▸ **Given task**
In the records below, find each line containing the word "document" and copy it.

::::::::::

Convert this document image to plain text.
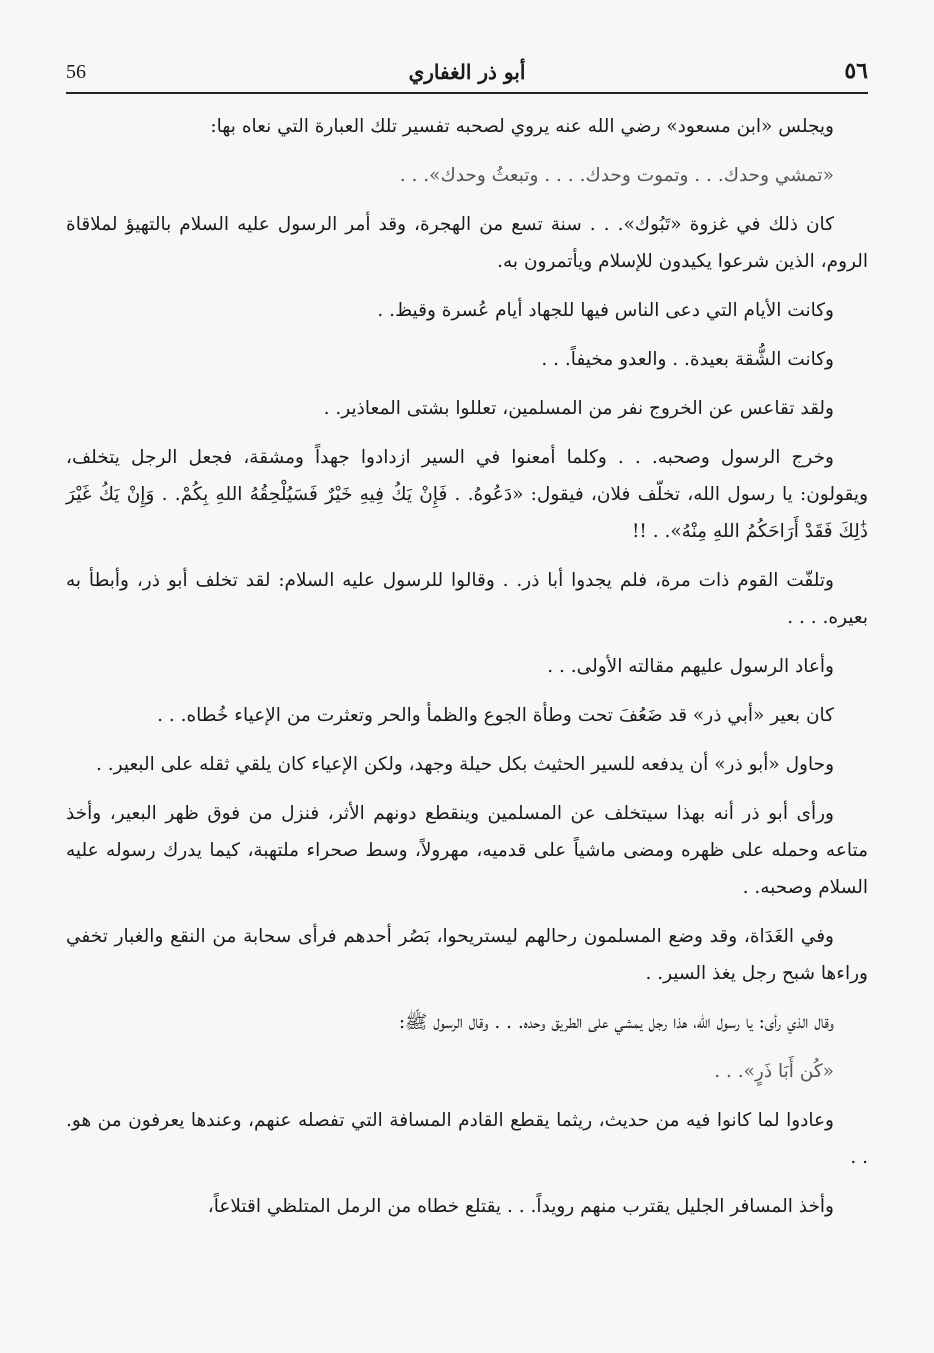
56	أبو ذر الغفاري	٥٦

ويجلس «ابن مسعود» رضي الله عنه يروي لصحبه تفسير تلك العبارة التي نعاه بها:

«تمشي وحدك. . . وتموت وحدك. . . . وتبعثُ وحدك». . .

كان ذلك في غزوة «تَبُوك». . . سنة تسع من الهجرة، وقد أمر الرسول عليه السلام بالتهيؤ لملاقاة الروم، الذين شرعوا يكيدون للإسلام ويأتمرون به.

وكانت الأيام التي دعى الناس فيها للجهاد أيام عُسرة وقيظ. .

وكانت الشُّقة بعيدة. . والعدو مخيفاً. . .

ولقد تقاعس عن الخروج نفر من المسلمين، تعللوا بشتى المعاذير. .

وخرج الرسول وصحبه. . . وكلما أمعنوا في السير ازدادوا جهداً ومشقة، فجعل الرجل يتخلف، ويقولون: يا رسول الله، تخلّف فلان، فيقول: «دَعُوهُ. . فَإِنْ يَكُ فِيهِ خَيْرٌ فَسَيُلْحِقُهُ اللهِ بِكُمْ. . وَإِنْ يَكُ غَيْرَ ذَٰلِكَ فَقَدْ أَرَاحَكُمُ اللهِ مِنْهُ». . !!

وتلفّت القوم ذات مرة، فلم يجدوا أبا ذر. . وقالوا للرسول عليه السلام: لقد تخلف أبو ذر، وأبطأ به بعيره. . . .

وأعاد الرسول عليهم مقالته الأولى. . .

كان بعير «أبي ذر» قد ضَعُفَ تحت وطأة الجوع والظمأ والحر وتعثرت من الإعياء خُطاه. . .

وحاول «أبو ذر» أن يدفعه للسير الحثيث بكل حيلة وجهد، ولكن الإعياء كان يلقي ثقله على البعير. .

ورأى أبو ذر أنه بهذا سيتخلف عن المسلمين وينقطع دونهم الأثر، فنزل من فوق ظهر البعير، وأخذ متاعه وحمله على ظهره ومضى ماشياً على قدميه، مهرولاً، وسط صحراء ملتهبة، كيما يدرك رسوله عليه السلام وصحبه. .

وفي الغَدَاة، وقد وضع المسلمون رحالهم ليستريحوا، بَصُر أحدهم فرأى سحابة من النقع والغبار تخفي وراءها شبح رجل يغذ السير. .

وقال الذي رأى: يا رسول الله، هذا رجل يمشي على الطريق وحده. . . وقال الرسول ﷺ:

«كُن أَبَا ذَرٍ». . .

وعادوا لما كانوا فيه من حديث، ريثما يقطع القادم المسافة التي تفصله عنهم، وعندها يعرفون من هو. . .

وأخذ المسافر الجليل يقترب منهم رويداً. . . يقتلع خطاه من الرمل المتلظي اقتلاعاً،
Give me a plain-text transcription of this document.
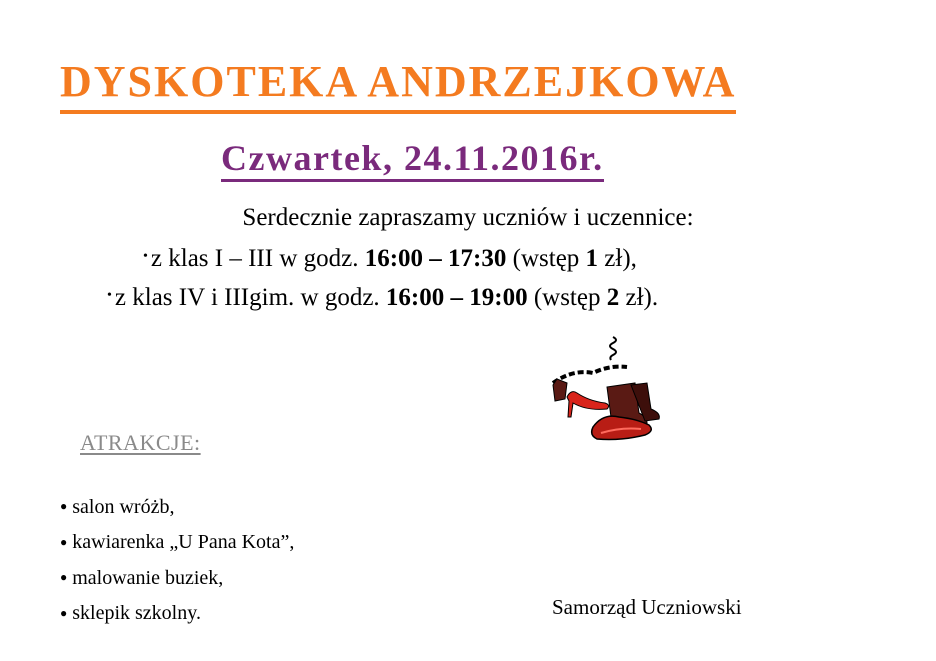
DYSKOTEKA ANDRZEJKOWA
Czwartek, 24.11.2016r.
Serdecznie zapraszamy uczniów i uczennice:
• z klas I – III w godz. 16:00 – 17:30 (wstęp 1 zł),
• z klas IV i IIIgim. w godz. 16:00 – 19:00 (wstęp 2 zł).
ATRAKCJE:
● salon wróżb,
● kawiarenka „U Pana Kota”,
● malowanie buziek,
● sklepik szkolny.	Samorząd Uczniowski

::::::::::

▸ **Solution to this exercise**
Convert this document image to plain text.
Give me a plain-text transcription of this document.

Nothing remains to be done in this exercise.